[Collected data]
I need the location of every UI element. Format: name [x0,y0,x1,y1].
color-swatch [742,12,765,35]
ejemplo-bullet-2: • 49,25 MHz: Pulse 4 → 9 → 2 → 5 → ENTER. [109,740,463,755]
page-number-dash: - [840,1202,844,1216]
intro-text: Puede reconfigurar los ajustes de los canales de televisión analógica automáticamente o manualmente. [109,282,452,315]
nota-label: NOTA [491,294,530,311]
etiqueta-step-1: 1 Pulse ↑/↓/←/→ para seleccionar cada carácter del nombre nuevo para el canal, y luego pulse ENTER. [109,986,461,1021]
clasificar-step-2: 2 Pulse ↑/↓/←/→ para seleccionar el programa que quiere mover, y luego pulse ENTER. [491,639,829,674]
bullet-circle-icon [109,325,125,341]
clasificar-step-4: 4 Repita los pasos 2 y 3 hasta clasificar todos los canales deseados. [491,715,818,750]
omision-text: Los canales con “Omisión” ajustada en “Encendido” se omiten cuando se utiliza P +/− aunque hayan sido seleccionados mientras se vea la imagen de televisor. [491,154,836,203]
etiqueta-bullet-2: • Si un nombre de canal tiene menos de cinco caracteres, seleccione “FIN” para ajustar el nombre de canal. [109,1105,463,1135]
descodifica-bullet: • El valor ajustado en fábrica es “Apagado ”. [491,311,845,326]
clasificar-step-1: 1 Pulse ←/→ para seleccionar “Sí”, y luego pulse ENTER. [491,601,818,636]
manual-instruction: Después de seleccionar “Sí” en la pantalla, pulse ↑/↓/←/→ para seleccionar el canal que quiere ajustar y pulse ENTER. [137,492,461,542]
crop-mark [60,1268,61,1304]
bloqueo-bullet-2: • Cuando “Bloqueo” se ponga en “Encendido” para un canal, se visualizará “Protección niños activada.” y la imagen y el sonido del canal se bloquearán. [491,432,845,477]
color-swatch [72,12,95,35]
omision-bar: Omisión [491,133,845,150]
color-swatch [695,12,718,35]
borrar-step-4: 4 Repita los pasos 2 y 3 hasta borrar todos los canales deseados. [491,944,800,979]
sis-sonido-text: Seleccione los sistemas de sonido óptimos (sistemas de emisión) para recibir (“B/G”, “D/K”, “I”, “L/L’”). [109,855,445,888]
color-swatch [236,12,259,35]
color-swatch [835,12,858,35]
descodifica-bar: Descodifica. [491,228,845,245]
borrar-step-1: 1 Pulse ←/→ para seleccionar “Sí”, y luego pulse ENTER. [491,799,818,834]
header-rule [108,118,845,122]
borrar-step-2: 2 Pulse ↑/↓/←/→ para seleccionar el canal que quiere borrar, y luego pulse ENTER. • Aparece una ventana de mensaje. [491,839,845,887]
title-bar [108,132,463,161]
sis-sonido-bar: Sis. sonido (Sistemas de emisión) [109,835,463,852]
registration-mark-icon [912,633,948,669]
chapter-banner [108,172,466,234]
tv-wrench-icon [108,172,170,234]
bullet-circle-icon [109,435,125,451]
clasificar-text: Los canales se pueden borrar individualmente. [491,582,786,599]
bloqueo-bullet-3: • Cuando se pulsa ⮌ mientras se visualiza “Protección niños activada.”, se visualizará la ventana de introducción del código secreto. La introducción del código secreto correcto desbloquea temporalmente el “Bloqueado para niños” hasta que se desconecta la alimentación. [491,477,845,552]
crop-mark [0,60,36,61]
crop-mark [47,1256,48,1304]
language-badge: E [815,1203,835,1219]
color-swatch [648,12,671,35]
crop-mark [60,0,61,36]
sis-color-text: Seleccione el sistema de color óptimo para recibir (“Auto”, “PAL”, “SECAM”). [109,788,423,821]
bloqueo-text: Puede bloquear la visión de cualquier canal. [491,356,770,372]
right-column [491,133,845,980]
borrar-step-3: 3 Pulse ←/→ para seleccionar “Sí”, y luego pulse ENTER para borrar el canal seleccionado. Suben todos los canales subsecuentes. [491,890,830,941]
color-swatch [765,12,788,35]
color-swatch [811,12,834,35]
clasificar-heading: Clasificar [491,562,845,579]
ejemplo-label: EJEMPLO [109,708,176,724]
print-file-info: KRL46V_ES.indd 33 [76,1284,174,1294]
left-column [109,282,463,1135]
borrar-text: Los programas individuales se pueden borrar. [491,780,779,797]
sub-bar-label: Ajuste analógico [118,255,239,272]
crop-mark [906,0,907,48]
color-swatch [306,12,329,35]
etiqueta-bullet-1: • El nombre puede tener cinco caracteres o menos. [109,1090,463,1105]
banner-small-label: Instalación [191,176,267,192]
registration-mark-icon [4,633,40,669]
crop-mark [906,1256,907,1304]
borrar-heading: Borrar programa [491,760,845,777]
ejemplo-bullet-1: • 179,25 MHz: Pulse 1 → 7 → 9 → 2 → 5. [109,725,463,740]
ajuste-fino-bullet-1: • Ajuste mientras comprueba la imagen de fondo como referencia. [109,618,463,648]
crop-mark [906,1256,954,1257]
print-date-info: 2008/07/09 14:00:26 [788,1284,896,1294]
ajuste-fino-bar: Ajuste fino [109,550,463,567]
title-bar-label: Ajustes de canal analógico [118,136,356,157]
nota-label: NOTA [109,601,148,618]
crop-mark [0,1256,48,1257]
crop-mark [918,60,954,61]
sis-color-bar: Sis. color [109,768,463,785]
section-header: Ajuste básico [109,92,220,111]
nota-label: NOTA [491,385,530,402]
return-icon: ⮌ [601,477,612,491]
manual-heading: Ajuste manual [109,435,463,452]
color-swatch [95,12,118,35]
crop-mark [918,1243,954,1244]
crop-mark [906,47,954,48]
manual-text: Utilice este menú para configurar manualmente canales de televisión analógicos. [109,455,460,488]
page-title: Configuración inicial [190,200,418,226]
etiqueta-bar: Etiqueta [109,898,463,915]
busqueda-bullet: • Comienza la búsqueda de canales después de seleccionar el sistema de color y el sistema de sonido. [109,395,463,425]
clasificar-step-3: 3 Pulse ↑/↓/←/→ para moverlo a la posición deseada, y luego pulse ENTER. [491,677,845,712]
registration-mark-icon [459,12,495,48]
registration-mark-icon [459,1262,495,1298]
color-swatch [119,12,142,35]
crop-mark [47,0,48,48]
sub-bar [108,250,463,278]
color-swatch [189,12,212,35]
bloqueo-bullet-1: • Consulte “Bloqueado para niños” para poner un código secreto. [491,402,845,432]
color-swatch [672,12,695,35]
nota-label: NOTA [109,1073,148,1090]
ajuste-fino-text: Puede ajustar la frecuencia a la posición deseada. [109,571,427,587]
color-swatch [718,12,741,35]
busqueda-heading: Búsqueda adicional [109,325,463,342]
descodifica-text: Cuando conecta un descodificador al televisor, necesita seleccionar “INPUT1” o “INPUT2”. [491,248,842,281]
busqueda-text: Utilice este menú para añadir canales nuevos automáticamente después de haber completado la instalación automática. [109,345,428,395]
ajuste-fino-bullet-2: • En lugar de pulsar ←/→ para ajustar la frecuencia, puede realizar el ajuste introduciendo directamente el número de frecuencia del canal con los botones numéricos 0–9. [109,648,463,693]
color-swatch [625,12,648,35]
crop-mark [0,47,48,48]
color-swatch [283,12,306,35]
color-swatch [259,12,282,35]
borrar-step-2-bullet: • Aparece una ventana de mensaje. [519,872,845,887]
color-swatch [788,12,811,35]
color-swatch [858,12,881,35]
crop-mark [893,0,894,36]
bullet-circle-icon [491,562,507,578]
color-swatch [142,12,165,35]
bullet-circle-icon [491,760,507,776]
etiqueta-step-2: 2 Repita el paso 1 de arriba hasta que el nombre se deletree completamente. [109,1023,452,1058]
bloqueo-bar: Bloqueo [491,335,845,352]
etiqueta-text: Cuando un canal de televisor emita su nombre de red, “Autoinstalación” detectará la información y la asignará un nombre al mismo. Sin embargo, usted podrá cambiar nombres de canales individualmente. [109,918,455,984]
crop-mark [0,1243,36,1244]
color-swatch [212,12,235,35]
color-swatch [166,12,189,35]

• [What this task involves] Put everything from the start of the material down to and including the line containing "page-number-dash: - [840,1202,844,1216]" into a Markdown table with columns named Row and Line. Leave out any blank lines.

• [Exercise output]
| Row | Line |
|---|---|
| 1 | I need the location of every UI element. Format: name [x0,y0,x1,y1]. |
| 2 | color-swatch [742,12,765,35] |
| 3 | ejemplo-bullet-2: • 49,25 MHz: Pulse 4 → 9 → 2 → 5 → ENTER. [109,740,463,755] |
| 4 | page-number-dash: - [840,1202,844,1216] |